> [WHAT YOU ARE ASKED TO DO]: Copy every line of the records below where the word "title" occurs.

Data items
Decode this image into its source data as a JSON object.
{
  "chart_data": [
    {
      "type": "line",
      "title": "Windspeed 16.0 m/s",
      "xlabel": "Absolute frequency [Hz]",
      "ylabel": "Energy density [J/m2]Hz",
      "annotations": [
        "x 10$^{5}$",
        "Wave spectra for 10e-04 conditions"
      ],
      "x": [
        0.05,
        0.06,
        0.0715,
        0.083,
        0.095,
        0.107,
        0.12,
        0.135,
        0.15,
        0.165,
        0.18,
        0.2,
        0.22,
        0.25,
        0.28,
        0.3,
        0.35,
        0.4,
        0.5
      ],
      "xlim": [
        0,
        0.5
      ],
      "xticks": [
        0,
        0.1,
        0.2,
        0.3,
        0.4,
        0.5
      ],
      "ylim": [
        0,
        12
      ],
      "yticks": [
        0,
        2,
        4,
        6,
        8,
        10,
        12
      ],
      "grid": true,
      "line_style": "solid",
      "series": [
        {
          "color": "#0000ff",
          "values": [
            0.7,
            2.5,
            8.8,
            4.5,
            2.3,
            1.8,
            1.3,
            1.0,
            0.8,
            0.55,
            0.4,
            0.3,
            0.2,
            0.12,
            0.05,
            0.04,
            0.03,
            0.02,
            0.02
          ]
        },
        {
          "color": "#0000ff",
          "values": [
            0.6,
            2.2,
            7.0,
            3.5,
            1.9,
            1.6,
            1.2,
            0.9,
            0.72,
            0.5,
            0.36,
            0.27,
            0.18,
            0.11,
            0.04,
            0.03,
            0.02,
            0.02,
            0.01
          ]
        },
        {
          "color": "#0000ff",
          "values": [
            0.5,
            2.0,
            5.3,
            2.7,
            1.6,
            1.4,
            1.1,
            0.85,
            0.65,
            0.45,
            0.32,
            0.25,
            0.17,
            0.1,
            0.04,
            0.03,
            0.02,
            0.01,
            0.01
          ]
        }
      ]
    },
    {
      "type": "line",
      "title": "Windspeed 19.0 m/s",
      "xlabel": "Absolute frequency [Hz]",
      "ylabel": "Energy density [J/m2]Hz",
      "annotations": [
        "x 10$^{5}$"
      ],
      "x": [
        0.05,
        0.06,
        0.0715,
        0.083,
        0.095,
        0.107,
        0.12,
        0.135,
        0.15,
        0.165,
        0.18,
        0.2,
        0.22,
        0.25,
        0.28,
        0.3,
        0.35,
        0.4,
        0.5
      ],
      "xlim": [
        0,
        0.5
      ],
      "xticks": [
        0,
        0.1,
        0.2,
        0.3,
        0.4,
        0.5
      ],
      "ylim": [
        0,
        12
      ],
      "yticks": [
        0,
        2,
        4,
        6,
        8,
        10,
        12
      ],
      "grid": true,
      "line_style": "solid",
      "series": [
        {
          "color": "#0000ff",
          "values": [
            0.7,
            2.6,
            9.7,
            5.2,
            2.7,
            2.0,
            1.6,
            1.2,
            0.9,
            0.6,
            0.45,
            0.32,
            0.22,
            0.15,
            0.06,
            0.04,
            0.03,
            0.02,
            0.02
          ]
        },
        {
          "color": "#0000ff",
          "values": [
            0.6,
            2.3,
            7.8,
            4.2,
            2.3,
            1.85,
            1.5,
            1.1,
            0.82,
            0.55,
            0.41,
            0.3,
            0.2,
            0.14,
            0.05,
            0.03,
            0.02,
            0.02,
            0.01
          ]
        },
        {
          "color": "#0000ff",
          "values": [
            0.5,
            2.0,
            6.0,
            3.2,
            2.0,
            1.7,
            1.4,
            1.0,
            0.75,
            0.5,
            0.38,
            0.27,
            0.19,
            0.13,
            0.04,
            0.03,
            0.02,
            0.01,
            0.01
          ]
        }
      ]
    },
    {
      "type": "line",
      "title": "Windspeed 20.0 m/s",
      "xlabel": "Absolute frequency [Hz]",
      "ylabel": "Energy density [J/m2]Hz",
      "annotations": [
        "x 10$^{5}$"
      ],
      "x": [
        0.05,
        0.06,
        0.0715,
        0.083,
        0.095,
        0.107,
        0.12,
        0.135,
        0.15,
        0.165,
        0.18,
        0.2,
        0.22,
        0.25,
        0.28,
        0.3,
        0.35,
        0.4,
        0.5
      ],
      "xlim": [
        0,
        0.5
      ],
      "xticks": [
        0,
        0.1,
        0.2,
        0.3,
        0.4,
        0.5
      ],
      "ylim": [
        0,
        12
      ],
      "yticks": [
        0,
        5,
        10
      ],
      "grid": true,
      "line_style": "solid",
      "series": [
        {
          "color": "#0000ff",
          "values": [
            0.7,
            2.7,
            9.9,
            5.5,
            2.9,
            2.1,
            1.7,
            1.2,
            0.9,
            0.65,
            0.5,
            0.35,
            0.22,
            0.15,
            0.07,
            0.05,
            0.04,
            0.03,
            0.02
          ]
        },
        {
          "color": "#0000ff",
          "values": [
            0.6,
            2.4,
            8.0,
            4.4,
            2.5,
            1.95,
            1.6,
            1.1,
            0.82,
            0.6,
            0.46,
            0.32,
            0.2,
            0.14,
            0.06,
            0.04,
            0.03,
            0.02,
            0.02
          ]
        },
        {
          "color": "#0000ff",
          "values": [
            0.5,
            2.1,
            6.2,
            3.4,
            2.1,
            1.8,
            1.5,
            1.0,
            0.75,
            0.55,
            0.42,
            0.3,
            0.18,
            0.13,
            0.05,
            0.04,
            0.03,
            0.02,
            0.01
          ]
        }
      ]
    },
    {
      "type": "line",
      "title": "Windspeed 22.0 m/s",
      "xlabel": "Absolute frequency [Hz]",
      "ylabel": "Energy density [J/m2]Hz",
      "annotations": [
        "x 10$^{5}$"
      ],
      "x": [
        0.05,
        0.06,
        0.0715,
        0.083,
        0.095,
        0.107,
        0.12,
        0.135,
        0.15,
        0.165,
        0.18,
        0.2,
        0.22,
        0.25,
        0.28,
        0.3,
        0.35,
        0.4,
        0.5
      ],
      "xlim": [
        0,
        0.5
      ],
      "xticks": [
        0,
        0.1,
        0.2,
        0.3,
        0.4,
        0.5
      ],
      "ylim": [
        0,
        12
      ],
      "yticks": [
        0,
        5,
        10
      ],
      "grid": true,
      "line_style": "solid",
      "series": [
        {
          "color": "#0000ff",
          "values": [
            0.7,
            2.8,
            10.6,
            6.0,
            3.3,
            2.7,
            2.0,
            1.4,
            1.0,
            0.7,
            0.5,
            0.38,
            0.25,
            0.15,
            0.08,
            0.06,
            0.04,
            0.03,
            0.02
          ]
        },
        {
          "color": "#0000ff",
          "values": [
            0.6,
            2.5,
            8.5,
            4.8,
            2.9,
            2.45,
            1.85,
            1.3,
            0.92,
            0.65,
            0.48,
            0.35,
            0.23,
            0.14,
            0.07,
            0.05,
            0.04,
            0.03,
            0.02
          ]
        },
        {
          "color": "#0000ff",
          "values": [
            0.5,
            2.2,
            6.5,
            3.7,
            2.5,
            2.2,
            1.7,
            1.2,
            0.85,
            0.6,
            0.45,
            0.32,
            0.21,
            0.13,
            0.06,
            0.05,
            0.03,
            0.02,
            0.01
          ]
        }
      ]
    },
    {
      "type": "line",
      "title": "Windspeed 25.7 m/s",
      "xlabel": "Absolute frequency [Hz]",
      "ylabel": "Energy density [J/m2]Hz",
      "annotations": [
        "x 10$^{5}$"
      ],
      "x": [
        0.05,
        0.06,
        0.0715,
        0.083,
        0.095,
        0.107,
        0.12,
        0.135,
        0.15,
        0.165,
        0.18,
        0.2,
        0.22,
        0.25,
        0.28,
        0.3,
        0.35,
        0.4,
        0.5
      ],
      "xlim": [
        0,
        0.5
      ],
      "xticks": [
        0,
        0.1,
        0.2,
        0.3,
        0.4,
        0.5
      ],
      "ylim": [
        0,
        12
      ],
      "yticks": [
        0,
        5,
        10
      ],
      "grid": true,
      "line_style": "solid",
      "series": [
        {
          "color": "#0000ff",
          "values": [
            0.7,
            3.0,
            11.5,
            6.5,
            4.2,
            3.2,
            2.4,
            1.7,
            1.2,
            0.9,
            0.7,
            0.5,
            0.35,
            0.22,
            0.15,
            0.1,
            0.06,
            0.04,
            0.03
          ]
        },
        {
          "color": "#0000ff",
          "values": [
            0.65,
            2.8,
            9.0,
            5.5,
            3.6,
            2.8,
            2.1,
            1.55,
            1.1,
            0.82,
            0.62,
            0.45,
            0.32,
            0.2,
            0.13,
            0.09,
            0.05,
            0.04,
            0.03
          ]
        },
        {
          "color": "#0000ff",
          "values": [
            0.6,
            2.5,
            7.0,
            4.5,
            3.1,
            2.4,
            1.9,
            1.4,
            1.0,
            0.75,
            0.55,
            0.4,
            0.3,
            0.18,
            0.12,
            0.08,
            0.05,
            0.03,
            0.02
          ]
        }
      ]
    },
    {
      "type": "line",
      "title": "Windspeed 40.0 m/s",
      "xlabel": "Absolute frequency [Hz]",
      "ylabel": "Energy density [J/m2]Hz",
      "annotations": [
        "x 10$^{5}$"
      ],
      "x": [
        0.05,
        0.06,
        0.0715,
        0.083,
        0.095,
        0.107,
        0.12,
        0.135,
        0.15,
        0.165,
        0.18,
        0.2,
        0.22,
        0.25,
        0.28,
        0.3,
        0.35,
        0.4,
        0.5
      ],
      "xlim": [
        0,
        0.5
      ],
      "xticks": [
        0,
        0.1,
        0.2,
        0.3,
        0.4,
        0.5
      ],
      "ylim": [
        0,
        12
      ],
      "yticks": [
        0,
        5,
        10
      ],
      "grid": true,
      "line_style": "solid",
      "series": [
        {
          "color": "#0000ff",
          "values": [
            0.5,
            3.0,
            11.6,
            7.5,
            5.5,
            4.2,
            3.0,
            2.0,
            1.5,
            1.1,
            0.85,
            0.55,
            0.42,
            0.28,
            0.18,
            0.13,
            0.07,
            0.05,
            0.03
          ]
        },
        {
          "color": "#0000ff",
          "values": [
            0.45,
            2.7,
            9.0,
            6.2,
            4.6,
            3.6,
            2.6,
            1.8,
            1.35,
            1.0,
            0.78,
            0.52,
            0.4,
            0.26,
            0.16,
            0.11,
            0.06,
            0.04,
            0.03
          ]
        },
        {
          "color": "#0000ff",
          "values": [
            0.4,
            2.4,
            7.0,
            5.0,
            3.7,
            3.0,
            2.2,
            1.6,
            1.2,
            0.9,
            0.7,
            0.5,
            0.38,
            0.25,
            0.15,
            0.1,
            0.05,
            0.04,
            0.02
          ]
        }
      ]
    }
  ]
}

> [OUTPUT OF THE EXERCISE]:
      "title": "Windspeed 16.0 m/s",
      "title": "Windspeed 19.0 m/s",
      "title": "Windspeed 20.0 m/s",
      "title": "Windspeed 22.0 m/s",
      "title": "Windspeed 25.7 m/s",
      "title": "Windspeed 40.0 m/s",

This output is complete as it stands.